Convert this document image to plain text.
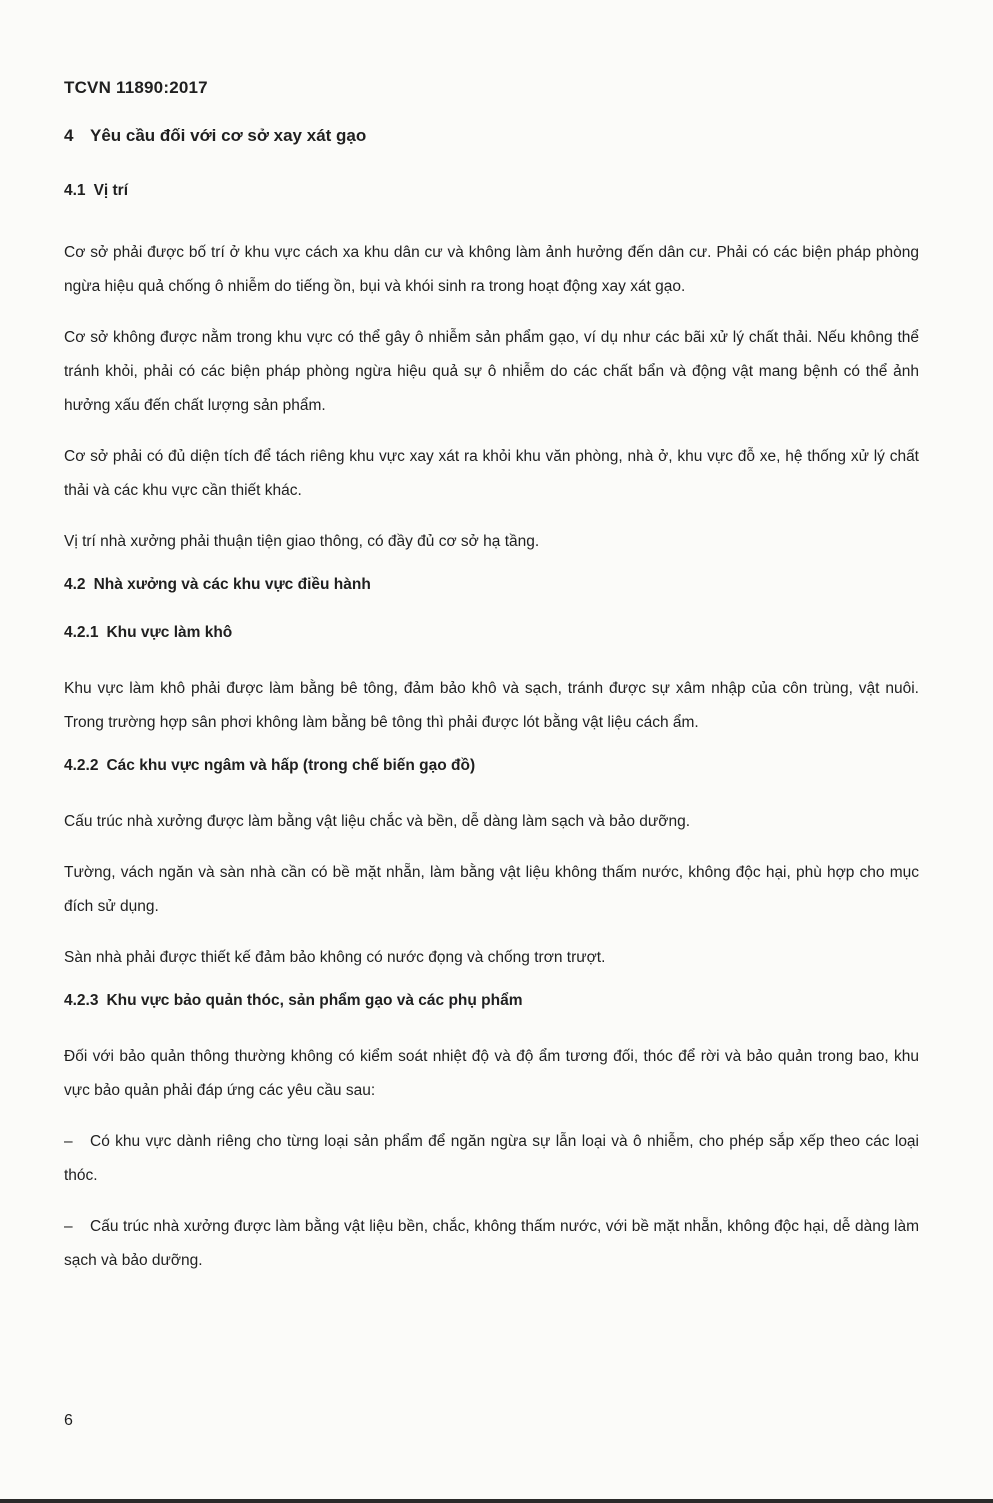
TCVN 11890:2017
4 Yêu cầu đối với cơ sở xay xát gạo
4.1 Vị trí

Cơ sở phải được bố trí ở khu vực cách xa khu dân cư và không làm ảnh hưởng đến dân cư. Phải có các biện pháp phòng ngừa hiệu quả chống ô nhiễm do tiếng ồn, bụi và khói sinh ra trong hoạt động xay xát gạo.

Cơ sở không được nằm trong khu vực có thể gây ô nhiễm sản phẩm gạo, ví dụ như các bãi xử lý chất thải. Nếu không thể tránh khỏi, phải có các biện pháp phòng ngừa hiệu quả sự ô nhiễm do các chất bẩn và động vật mang bệnh có thể ảnh hưởng xấu đến chất lượng sản phẩm.

Cơ sở phải có đủ diện tích để tách riêng khu vực xay xát ra khỏi khu văn phòng, nhà ở, khu vực đỗ xe, hệ thống xử lý chất thải và các khu vực cần thiết khác.

Vị trí nhà xưởng phải thuận tiện giao thông, có đầy đủ cơ sở hạ tầng.

4.2 Nhà xưởng và các khu vực điều hành
4.2.1 Khu vực làm khô

Khu vực làm khô phải được làm bằng bê tông, đảm bảo khô và sạch, tránh được sự xâm nhập của côn trùng, vật nuôi. Trong trường hợp sân phơi không làm bằng bê tông thì phải được lót bằng vật liệu cách ẩm.

4.2.2 Các khu vực ngâm và hấp (trong chế biến gạo đồ)

Cấu trúc nhà xưởng được làm bằng vật liệu chắc và bền, dễ dàng làm sạch và bảo dưỡng.

Tường, vách ngăn và sàn nhà cần có bề mặt nhẵn, làm bằng vật liệu không thấm nước, không độc hại, phù hợp cho mục đích sử dụng.

Sàn nhà phải được thiết kế đảm bảo không có nước đọng và chống trơn trượt.

4.2.3 Khu vực bảo quản thóc, sản phẩm gạo và các phụ phẩm

Đối với bảo quản thông thường không có kiểm soát nhiệt độ và độ ẩm tương đối, thóc để rời và bảo quản trong bao, khu vực bảo quản phải đáp ứng các yêu cầu sau:

– Có khu vực dành riêng cho từng loại sản phẩm để ngăn ngừa sự lẫn loại và ô nhiễm, cho phép sắp xếp theo các loại thóc.

– Cấu trúc nhà xưởng được làm bằng vật liệu bền, chắc, không thấm nước, với bề mặt nhẵn, không độc hại, dễ dàng làm sạch và bảo dưỡng.

6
##########
--- DIRECTION ---
List all lines above in which the string "sạch" appears.

--- EXERCISE SOLUTION ---
Khu vực làm khô phải được làm bằng bê tông, đảm bảo khô và sạch, tránh được sự xâm nhập của côn trùng, vật nuôi. Trong trường hợp sân phơi không làm bằng bê tông thì phải được lót bằng vật liệu cách ẩm.
Cấu trúc nhà xưởng được làm bằng vật liệu chắc và bền, dễ dàng làm sạch và bảo dưỡng.
– Cấu trúc nhà xưởng được làm bằng vật liệu bền, chắc, không thấm nước, với bề mặt nhẵn, không độc hại, dễ dàng làm sạch và bảo dưỡng.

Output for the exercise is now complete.